* PROBLEM DESCRIPTION:
In the records below, pick out all lines containing the word "JSON".

Stored items
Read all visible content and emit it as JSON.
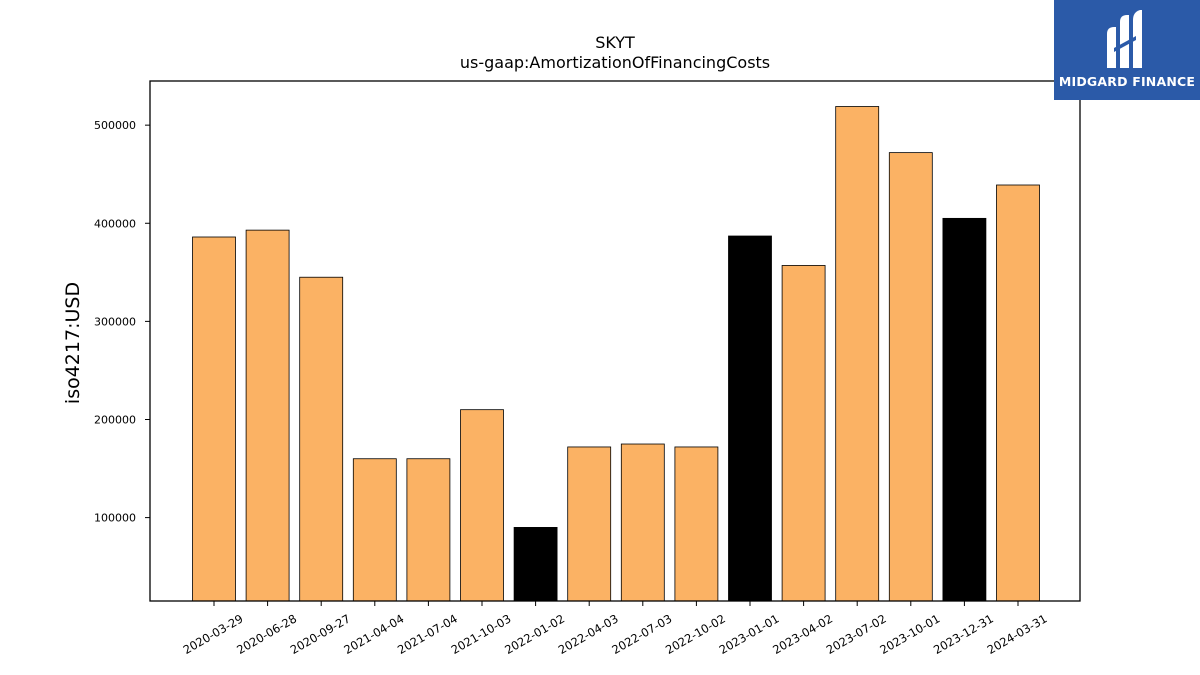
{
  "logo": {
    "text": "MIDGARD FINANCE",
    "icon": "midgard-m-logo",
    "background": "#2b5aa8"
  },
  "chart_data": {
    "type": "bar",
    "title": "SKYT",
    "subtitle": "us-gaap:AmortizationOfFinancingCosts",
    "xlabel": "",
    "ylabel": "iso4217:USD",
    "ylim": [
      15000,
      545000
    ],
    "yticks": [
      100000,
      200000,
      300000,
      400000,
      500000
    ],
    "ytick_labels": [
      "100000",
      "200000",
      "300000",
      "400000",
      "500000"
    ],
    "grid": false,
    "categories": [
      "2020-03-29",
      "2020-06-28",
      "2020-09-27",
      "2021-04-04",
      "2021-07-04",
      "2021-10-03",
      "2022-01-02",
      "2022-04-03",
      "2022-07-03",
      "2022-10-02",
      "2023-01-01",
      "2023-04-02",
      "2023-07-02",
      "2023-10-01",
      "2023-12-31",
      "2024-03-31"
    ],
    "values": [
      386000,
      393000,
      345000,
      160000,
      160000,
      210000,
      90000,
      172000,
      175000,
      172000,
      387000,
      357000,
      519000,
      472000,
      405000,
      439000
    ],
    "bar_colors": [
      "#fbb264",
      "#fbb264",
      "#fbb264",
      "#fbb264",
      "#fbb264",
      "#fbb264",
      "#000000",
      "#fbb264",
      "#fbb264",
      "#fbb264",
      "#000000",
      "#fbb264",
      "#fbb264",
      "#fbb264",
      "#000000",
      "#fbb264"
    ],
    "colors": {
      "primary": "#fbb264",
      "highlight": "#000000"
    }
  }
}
--
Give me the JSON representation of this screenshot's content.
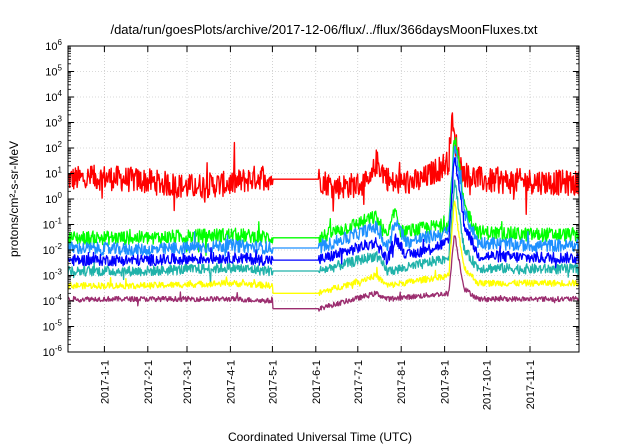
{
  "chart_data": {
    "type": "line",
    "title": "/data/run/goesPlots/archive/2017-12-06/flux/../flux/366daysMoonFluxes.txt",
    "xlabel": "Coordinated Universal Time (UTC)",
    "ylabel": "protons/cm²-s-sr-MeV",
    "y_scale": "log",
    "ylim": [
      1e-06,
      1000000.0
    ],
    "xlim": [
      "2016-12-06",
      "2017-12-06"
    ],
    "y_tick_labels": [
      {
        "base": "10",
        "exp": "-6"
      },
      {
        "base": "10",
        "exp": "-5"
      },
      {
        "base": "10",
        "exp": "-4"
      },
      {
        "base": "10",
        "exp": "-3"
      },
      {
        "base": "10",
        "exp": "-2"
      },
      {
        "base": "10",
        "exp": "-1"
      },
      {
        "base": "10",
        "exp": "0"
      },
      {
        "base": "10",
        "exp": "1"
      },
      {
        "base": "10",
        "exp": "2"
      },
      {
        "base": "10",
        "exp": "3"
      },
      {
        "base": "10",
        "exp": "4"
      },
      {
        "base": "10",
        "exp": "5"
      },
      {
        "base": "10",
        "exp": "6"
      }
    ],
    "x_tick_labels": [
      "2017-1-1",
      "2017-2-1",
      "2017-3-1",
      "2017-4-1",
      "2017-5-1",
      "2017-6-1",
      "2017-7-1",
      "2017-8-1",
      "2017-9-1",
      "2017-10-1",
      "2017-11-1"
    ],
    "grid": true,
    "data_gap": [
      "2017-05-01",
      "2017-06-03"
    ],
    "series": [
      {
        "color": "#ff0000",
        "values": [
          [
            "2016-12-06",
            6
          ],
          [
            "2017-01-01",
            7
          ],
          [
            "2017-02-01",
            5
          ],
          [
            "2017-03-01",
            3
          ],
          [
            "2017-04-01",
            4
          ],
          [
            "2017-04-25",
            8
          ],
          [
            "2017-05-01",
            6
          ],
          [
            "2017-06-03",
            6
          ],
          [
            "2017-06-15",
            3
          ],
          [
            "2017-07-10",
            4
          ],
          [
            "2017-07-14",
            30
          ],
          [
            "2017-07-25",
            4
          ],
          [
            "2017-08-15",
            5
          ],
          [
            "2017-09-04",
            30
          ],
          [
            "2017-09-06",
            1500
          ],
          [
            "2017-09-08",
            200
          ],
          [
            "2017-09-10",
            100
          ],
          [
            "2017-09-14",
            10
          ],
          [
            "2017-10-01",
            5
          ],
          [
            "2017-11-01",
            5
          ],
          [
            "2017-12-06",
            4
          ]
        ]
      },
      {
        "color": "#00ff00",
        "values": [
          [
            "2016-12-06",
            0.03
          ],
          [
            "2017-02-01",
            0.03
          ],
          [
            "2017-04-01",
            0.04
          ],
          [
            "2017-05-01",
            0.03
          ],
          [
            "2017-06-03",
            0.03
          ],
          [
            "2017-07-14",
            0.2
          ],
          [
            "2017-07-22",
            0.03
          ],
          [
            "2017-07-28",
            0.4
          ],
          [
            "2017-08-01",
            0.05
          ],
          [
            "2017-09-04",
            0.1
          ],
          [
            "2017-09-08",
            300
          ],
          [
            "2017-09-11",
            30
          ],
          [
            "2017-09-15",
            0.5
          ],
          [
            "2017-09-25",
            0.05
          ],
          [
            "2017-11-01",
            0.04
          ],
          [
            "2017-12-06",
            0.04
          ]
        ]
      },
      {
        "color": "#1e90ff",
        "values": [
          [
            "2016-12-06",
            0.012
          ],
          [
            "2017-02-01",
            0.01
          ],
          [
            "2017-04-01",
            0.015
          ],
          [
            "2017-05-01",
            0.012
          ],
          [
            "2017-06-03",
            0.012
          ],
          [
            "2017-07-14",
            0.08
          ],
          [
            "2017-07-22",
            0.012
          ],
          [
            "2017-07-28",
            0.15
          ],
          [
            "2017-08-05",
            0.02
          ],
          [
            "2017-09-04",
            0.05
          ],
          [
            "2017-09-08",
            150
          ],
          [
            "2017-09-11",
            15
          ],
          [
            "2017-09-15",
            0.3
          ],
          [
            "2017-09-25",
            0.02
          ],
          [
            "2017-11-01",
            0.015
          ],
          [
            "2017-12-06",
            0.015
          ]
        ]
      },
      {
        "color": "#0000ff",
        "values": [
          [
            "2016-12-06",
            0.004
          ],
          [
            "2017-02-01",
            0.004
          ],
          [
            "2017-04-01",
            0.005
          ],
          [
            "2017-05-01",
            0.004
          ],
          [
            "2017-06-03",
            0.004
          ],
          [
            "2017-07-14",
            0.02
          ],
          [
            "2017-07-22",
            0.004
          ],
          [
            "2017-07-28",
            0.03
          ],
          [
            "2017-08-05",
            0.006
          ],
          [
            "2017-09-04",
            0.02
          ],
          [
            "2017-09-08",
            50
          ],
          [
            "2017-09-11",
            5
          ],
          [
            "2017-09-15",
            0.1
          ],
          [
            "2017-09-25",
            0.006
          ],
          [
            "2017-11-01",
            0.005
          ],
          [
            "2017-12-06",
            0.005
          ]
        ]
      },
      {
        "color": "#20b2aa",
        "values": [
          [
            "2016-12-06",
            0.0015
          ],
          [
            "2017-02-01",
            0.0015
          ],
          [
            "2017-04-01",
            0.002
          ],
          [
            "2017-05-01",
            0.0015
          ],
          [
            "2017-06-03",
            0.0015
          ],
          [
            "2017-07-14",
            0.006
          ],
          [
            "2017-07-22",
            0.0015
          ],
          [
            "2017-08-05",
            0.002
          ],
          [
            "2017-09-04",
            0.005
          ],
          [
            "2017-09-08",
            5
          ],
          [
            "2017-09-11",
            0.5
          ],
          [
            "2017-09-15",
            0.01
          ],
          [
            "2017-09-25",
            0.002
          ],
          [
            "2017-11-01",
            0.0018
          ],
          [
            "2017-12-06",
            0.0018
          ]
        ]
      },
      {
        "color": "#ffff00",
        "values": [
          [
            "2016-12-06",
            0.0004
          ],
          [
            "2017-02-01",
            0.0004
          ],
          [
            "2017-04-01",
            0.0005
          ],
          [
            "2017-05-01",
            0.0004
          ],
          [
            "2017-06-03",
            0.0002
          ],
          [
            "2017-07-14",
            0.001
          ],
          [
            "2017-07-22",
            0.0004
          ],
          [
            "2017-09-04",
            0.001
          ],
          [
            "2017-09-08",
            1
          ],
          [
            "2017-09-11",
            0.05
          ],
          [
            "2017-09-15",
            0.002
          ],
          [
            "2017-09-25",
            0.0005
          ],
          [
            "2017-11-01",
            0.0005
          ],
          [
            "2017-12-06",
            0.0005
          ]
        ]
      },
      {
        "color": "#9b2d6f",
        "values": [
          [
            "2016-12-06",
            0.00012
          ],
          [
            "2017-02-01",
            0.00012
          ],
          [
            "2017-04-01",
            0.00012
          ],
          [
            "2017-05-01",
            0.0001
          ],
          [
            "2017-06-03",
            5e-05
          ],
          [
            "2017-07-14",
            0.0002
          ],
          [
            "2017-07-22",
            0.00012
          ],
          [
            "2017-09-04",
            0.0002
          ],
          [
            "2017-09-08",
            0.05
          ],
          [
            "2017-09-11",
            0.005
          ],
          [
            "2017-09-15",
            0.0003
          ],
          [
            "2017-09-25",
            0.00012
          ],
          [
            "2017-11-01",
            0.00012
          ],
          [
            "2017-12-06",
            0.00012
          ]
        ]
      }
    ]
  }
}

* COMPLETE OUTPUT:
Read all visible content and emit it as JSON.
Give me the JSON representation of this screenshot's content.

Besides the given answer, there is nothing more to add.